## Start Supplied material
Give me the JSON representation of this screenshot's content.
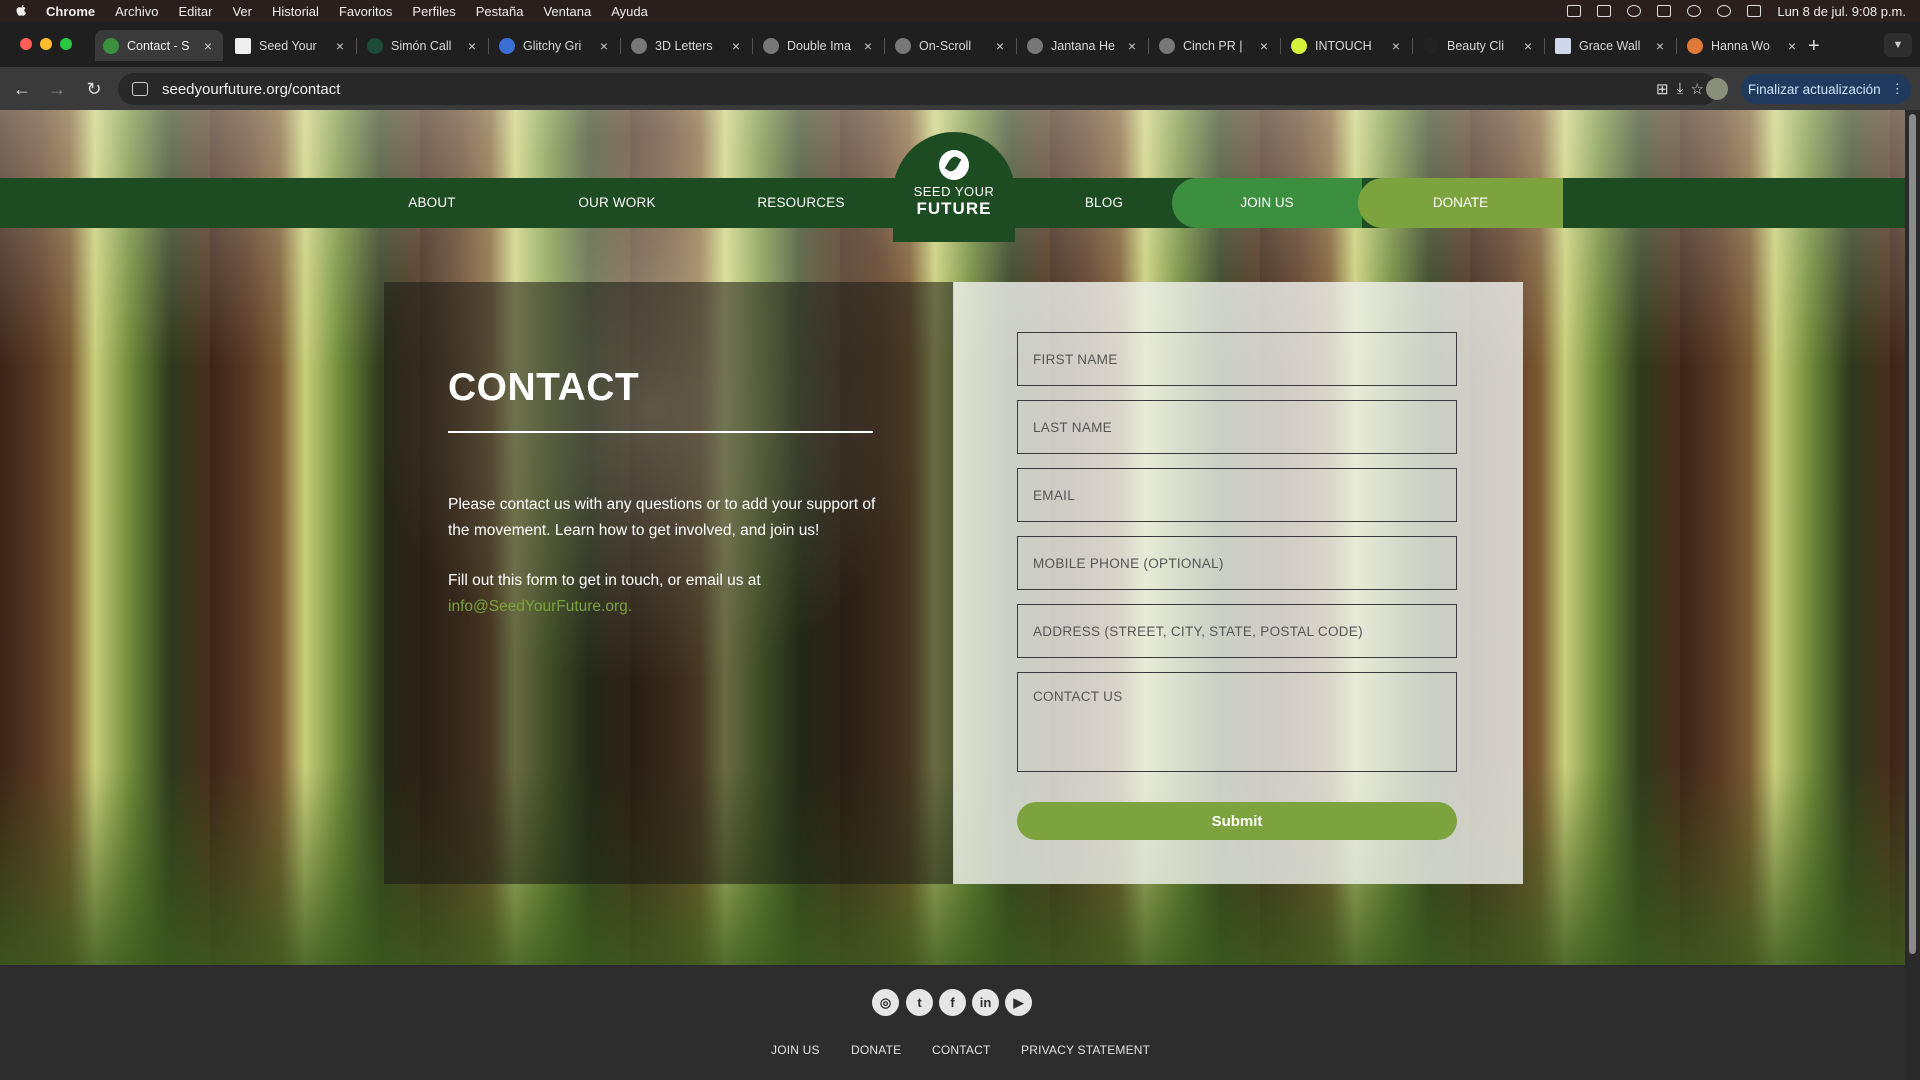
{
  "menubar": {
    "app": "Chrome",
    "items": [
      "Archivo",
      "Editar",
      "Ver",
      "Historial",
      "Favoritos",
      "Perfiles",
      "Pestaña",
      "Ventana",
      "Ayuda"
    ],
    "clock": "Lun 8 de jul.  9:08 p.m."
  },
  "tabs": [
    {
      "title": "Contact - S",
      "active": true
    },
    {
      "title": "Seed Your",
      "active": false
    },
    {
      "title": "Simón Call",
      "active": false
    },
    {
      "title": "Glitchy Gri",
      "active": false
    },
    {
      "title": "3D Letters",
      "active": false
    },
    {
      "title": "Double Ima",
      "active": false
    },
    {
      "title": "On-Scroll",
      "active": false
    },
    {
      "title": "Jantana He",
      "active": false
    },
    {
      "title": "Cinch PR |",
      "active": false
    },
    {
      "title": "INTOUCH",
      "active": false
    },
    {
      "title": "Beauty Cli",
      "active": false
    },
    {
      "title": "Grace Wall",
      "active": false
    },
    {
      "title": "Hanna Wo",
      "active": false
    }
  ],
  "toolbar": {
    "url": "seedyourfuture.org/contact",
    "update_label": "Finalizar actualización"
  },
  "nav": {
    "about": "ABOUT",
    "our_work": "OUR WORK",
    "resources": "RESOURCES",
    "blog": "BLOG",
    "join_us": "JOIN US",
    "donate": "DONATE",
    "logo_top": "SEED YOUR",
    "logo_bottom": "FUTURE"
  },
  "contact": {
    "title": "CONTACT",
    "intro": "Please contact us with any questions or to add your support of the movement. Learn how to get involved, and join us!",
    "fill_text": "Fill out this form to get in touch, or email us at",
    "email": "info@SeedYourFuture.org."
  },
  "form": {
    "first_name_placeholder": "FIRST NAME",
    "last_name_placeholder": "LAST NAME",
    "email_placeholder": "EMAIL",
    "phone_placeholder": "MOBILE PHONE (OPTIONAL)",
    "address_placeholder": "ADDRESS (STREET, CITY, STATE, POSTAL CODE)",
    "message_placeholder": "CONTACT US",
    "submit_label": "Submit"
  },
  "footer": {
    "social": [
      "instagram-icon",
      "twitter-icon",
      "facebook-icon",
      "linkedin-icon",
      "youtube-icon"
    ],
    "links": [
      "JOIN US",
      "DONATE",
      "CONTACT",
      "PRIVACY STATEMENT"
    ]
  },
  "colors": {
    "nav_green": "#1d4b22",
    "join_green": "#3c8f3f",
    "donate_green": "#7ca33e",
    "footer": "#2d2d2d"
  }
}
## End Supplied material
## Start Supplied material
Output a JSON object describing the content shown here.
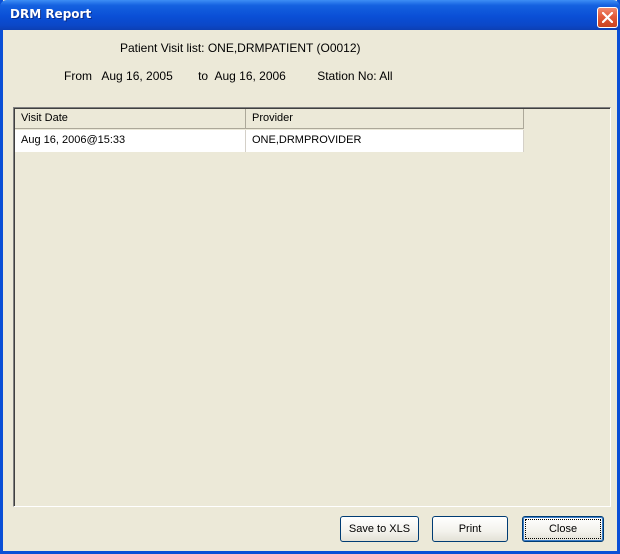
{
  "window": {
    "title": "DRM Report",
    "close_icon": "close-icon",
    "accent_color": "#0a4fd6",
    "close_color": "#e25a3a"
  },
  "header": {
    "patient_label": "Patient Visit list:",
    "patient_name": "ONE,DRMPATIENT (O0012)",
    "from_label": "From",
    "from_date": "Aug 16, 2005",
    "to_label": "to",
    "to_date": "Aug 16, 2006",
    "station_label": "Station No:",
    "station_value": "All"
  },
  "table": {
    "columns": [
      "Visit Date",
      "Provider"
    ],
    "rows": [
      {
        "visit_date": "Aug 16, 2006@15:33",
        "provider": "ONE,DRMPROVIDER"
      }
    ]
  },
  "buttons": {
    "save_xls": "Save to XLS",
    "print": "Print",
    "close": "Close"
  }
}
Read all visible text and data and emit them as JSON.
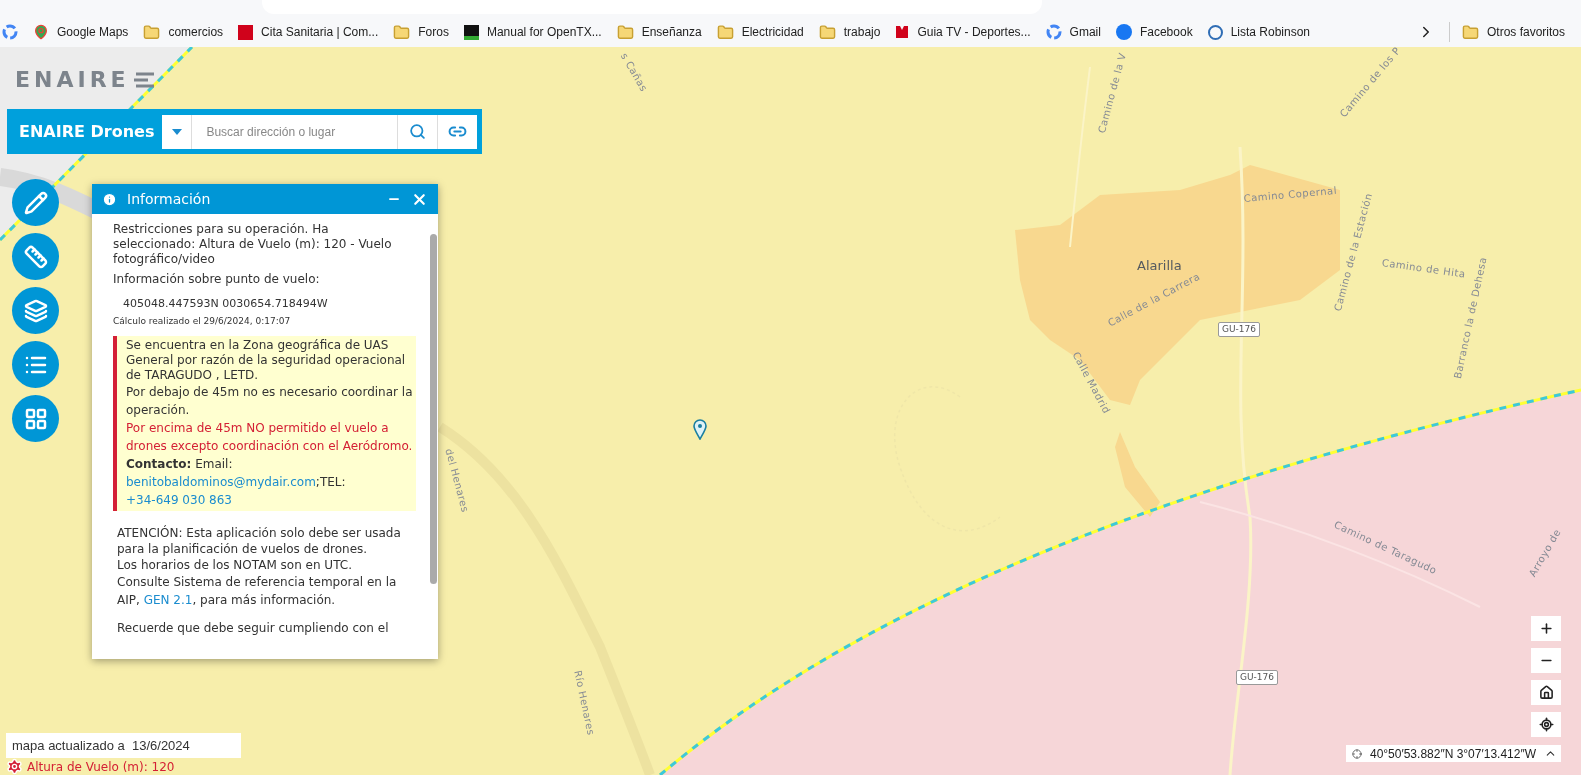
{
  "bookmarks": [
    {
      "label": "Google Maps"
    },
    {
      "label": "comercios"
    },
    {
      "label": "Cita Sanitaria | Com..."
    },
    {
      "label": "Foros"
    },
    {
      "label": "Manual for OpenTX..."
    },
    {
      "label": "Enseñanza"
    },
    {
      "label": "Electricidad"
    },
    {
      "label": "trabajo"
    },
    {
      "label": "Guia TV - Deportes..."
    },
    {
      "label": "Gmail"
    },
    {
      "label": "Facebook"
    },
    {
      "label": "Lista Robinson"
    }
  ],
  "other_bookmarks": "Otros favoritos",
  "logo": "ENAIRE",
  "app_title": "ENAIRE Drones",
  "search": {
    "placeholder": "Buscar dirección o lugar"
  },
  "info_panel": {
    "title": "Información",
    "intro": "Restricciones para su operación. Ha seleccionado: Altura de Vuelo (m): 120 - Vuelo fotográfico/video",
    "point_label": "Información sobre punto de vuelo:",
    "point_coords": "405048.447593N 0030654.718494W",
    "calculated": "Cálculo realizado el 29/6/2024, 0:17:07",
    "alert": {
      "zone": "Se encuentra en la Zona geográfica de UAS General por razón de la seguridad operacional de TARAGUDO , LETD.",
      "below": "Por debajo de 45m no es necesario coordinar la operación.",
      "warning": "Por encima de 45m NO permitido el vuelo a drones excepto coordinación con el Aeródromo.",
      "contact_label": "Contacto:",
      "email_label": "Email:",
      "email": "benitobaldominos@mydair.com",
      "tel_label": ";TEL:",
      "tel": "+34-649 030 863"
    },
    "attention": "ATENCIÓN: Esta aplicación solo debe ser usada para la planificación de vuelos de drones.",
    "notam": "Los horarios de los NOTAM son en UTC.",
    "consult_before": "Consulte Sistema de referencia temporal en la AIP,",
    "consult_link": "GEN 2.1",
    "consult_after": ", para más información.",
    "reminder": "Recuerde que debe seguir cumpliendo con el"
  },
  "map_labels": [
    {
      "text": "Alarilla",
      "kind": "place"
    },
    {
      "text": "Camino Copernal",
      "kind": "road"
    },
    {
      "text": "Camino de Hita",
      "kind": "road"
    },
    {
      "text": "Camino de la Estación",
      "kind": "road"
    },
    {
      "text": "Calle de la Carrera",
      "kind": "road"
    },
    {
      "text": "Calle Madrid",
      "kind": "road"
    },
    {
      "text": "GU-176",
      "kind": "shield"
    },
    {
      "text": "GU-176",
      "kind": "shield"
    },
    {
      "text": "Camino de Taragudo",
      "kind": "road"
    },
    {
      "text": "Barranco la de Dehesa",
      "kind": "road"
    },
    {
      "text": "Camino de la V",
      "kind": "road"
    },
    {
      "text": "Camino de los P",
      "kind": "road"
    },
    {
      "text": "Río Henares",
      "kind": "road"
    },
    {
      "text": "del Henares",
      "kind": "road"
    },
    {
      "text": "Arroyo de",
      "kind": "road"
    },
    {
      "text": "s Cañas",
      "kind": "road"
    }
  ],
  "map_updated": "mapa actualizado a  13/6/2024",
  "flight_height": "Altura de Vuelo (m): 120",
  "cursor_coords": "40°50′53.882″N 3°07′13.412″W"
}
## End Supplied material
# Requirements:
The answer is the number of lines in the preceding material that hold "Altura"; write that number and nothing else.

# Output for this task:
2